INSTRUCTIONS TO FOLLOW - Whenever a line contains the string "regression", copy it out of the entries.

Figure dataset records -
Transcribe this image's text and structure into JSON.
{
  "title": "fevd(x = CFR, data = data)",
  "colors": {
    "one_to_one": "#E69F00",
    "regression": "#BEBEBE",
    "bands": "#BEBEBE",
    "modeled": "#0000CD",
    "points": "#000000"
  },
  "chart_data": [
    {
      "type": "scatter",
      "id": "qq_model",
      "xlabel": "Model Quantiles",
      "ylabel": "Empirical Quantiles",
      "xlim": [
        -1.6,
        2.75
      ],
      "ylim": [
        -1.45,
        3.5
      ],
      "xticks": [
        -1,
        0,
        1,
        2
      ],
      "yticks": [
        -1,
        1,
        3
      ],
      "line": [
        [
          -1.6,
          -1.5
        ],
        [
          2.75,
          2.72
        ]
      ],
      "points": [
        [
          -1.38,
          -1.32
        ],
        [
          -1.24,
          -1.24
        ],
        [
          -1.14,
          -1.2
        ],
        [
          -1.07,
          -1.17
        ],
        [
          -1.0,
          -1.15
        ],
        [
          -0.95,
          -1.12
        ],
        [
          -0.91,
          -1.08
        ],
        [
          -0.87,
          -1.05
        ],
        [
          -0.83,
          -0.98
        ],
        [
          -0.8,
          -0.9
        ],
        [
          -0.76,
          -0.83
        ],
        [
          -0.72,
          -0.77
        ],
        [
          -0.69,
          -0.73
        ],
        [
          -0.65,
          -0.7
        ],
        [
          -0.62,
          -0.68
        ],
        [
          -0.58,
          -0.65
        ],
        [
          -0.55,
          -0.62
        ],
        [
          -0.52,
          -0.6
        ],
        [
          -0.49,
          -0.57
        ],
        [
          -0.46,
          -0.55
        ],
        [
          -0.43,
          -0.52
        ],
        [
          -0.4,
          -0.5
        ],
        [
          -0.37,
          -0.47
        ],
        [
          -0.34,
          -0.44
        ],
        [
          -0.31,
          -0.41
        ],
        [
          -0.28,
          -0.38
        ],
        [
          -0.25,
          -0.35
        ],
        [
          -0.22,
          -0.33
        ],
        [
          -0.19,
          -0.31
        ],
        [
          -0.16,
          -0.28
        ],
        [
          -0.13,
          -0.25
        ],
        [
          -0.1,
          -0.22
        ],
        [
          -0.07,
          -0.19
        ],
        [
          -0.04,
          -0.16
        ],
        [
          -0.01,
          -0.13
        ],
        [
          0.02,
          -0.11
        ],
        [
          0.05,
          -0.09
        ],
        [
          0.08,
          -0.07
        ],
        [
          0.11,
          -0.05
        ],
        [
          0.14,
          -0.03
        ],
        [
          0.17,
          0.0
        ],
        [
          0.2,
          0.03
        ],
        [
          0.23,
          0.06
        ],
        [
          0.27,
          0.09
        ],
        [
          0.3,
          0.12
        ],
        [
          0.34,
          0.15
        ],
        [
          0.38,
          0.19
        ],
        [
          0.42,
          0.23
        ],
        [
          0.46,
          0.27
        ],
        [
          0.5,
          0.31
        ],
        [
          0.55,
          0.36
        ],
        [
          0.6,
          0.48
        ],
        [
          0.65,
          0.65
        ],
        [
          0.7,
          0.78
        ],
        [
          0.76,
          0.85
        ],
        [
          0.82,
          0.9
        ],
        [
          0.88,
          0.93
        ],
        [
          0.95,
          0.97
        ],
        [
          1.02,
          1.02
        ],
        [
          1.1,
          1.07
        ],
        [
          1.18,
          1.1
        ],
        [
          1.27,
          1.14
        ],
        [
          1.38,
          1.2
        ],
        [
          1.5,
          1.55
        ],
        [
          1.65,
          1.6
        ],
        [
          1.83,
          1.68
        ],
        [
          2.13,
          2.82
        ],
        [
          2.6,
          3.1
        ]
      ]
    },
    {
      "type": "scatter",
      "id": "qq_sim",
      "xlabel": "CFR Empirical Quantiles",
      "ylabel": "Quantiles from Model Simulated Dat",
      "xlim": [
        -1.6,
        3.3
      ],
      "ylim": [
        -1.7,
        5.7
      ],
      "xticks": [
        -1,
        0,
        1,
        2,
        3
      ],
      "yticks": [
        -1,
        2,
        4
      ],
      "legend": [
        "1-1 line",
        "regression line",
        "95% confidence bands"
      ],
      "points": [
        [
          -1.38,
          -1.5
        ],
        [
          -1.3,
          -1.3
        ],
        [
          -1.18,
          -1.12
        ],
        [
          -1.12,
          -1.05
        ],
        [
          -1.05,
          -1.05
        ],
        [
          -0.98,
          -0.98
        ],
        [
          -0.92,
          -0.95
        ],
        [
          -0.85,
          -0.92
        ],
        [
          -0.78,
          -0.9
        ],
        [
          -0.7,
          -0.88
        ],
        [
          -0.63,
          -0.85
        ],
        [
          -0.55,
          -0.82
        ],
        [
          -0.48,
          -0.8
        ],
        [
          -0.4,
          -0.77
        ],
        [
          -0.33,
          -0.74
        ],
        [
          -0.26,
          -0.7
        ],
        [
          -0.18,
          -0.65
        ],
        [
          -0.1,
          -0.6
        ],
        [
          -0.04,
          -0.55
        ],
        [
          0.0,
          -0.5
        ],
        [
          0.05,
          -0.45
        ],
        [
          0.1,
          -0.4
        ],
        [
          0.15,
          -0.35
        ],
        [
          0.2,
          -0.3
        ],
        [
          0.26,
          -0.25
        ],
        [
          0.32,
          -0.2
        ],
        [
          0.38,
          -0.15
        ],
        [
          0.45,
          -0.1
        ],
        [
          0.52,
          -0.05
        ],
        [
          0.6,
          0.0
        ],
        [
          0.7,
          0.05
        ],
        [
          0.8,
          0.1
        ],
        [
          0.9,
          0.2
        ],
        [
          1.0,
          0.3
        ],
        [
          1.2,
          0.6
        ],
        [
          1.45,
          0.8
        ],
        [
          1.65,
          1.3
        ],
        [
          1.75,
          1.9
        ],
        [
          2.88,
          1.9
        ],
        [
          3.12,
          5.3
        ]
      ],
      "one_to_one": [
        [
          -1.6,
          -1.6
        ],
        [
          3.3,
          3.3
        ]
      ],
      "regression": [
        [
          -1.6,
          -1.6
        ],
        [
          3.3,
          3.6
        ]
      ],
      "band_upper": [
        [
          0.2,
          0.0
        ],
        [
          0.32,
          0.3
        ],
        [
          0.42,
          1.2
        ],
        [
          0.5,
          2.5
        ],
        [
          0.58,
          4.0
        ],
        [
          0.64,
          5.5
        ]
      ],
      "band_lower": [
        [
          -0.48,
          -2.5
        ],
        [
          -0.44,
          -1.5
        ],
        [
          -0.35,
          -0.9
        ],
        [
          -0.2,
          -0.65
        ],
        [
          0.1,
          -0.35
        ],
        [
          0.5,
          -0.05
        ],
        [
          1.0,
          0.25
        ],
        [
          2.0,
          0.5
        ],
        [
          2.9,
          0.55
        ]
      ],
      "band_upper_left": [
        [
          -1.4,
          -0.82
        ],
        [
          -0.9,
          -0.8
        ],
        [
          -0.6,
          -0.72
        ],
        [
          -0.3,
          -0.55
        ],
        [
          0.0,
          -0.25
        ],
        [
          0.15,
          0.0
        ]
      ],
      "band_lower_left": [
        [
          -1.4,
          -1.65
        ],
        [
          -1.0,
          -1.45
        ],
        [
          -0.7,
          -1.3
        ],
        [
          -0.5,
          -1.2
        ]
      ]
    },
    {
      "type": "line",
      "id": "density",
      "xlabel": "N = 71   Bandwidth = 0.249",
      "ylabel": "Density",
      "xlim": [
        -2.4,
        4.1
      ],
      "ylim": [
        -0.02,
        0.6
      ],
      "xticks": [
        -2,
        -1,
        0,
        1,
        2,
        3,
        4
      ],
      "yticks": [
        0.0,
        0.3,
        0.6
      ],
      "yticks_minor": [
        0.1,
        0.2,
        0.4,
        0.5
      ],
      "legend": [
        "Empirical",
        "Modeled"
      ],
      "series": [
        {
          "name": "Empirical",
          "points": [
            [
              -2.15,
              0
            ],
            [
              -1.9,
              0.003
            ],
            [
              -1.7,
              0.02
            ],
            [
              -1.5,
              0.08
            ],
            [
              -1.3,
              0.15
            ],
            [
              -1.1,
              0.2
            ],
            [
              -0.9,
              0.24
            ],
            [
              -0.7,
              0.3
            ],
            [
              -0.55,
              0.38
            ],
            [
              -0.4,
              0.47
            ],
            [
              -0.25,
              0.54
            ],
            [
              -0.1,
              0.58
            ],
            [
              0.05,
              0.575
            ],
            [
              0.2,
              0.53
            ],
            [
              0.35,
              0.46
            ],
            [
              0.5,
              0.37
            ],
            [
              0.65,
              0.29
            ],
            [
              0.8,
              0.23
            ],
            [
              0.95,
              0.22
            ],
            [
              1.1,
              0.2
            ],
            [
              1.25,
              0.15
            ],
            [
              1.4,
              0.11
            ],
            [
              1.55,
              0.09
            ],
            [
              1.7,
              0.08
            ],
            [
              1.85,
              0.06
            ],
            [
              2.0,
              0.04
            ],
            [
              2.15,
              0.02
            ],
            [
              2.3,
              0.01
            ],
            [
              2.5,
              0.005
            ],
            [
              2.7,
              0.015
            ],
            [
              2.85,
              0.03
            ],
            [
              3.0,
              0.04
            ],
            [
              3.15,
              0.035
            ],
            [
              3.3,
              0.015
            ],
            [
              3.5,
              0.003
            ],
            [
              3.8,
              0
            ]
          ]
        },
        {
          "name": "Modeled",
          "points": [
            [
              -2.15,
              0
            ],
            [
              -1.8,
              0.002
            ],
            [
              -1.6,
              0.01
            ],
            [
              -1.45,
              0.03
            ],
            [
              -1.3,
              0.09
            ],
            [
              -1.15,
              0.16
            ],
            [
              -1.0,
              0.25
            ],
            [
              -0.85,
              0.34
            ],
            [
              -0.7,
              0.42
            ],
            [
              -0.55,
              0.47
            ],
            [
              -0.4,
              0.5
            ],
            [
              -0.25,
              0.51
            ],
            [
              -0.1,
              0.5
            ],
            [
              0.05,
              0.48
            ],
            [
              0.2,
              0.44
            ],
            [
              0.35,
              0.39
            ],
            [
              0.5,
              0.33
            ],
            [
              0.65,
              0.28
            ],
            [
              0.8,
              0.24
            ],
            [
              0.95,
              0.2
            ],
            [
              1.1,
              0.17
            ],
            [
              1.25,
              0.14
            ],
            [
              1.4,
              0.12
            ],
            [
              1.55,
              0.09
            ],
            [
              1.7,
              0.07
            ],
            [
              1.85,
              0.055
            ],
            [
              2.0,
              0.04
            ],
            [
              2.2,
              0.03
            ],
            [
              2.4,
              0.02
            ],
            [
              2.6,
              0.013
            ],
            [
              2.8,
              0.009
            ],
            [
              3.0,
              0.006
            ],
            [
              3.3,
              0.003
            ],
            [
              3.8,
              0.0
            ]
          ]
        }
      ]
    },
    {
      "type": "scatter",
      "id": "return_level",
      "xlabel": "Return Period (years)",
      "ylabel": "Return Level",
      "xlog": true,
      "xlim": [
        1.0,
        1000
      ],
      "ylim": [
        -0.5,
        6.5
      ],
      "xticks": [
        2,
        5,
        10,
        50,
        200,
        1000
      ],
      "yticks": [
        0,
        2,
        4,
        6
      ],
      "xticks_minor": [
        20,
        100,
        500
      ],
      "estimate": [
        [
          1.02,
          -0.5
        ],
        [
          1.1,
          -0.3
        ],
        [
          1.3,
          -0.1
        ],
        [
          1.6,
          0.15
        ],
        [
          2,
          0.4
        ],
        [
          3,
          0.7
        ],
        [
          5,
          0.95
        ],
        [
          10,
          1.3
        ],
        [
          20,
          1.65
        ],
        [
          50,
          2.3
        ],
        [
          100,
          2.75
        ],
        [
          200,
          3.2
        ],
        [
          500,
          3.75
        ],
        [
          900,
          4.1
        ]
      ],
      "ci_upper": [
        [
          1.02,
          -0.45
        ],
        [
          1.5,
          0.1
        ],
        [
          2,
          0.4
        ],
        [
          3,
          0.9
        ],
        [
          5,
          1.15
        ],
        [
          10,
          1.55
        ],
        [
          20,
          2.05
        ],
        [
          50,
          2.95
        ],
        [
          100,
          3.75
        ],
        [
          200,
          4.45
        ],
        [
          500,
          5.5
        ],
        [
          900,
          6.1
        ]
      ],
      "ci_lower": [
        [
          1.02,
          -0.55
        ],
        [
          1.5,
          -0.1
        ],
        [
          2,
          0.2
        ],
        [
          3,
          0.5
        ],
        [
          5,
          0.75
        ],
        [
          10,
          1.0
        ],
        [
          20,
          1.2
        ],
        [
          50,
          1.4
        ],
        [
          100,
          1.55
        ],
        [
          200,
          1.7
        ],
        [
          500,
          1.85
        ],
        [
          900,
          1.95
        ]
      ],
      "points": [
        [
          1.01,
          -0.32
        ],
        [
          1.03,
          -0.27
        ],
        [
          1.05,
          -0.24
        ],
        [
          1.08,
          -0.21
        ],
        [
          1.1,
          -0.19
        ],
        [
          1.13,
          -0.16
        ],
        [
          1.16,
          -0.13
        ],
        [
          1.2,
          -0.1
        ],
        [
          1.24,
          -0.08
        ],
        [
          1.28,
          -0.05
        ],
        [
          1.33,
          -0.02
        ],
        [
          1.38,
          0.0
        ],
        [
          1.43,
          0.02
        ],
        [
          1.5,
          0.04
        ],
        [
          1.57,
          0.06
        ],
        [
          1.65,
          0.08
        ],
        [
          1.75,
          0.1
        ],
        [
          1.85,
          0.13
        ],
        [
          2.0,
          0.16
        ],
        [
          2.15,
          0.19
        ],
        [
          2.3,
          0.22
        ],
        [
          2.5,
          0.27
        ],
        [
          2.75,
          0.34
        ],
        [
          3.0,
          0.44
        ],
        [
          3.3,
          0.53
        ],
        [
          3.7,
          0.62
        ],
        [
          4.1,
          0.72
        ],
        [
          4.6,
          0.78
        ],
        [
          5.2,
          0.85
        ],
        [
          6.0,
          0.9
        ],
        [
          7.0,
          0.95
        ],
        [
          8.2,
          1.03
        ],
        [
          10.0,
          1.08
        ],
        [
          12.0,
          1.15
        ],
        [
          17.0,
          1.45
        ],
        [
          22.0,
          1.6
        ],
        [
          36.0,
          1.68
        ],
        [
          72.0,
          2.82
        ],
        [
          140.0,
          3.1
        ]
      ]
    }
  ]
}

SOLUTION TO THIS PROBLEM -
    "regression": "#BEBEBE",
        "regression line",
      "regression": [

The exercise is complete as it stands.